> How to complete this task: Would you pull out every line of the material that contains the string "properties"?

> Supplied records:
---

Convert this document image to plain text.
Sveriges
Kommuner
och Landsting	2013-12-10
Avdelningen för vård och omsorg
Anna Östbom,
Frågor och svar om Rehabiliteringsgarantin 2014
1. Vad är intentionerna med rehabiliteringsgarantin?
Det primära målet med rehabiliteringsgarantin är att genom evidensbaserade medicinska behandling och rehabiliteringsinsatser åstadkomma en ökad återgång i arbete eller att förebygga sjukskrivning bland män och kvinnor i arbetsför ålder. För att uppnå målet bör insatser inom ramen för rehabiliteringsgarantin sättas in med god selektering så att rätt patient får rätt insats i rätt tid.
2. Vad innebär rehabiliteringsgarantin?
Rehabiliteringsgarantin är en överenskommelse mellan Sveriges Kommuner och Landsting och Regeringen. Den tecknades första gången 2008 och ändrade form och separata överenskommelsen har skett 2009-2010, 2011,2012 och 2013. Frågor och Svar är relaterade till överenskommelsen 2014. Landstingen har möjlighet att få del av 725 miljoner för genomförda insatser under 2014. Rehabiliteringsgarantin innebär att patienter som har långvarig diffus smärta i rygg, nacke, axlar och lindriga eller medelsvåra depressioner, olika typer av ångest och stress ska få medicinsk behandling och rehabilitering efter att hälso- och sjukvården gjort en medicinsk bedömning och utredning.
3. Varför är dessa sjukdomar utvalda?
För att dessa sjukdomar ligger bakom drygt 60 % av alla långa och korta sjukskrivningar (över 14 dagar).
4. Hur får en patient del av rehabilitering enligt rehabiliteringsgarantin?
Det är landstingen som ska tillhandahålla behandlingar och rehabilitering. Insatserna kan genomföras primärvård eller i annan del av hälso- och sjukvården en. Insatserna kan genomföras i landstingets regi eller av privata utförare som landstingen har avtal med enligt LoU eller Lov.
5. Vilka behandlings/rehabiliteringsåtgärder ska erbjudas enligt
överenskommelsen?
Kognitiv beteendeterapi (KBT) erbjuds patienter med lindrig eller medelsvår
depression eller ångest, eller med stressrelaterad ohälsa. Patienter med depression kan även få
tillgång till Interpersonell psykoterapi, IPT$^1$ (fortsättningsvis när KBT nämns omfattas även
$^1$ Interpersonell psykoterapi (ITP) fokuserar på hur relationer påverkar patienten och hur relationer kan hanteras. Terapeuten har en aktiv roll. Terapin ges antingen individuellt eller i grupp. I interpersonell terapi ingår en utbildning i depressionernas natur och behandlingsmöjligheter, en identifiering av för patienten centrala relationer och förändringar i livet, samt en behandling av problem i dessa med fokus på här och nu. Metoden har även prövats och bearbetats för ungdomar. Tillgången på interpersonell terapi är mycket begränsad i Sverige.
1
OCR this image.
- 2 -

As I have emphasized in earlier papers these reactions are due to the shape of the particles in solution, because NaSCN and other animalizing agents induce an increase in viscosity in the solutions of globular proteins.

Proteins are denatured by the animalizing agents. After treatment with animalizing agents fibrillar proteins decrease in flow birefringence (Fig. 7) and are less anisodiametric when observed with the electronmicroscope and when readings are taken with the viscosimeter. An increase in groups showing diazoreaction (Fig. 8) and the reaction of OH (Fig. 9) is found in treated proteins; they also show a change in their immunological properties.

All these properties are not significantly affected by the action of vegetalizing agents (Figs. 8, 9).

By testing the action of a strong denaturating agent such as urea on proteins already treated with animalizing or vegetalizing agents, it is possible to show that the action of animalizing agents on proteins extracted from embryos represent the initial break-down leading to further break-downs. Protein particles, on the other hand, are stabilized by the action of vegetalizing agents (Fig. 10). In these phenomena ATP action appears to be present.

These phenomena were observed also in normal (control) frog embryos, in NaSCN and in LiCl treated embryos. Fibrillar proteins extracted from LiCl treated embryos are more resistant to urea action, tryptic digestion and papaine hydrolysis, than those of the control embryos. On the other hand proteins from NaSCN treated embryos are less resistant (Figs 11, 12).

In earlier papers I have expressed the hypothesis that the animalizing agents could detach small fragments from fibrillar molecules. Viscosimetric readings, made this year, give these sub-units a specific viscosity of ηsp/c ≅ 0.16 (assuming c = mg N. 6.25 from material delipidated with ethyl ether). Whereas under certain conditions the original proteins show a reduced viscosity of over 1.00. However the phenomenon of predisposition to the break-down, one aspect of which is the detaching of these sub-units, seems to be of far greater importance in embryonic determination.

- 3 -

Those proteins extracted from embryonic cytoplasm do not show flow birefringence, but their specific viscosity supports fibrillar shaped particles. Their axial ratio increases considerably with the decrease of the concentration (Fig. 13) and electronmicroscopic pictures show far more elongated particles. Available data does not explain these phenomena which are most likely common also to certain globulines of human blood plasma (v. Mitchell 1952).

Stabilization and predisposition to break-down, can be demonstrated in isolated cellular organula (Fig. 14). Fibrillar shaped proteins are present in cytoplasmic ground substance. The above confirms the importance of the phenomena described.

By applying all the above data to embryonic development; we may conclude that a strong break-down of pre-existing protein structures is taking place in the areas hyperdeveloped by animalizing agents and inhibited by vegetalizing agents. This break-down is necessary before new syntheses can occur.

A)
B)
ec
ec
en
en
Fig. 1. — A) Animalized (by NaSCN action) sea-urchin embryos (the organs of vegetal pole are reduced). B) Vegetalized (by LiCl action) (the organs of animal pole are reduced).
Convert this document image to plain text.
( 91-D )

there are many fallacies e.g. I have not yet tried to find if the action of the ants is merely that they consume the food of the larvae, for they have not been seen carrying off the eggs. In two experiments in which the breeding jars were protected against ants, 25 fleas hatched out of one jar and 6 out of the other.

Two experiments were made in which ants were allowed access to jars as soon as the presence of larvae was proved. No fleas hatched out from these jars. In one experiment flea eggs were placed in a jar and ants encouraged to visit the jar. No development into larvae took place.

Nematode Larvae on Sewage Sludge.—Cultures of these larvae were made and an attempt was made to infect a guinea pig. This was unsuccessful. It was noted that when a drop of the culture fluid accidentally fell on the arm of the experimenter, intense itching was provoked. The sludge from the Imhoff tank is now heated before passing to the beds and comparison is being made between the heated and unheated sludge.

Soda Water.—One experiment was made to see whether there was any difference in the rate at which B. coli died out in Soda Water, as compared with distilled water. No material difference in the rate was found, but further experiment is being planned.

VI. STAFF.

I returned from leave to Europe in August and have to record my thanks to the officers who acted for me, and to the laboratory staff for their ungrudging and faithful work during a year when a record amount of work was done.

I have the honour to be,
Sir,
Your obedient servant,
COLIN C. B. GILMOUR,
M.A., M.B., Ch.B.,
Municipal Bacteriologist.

---

> Result for this exercise:
Proteins are denatured by the animalizing agents. After treatment with animalizing agents fibrillar proteins decrease in flow birefringence (Fig. 7) and are less anisodiametric when observed with the electronmicroscope and when readings are taken with the viscosimeter. An increase in groups showing diazoreaction (Fig. 8) and the reaction of OH (Fig. 9) is found in treated proteins; they also show a change in their immunological properties.
All these properties are not significantly affected by the action of vegetalizing agents (Figs. 8, 9).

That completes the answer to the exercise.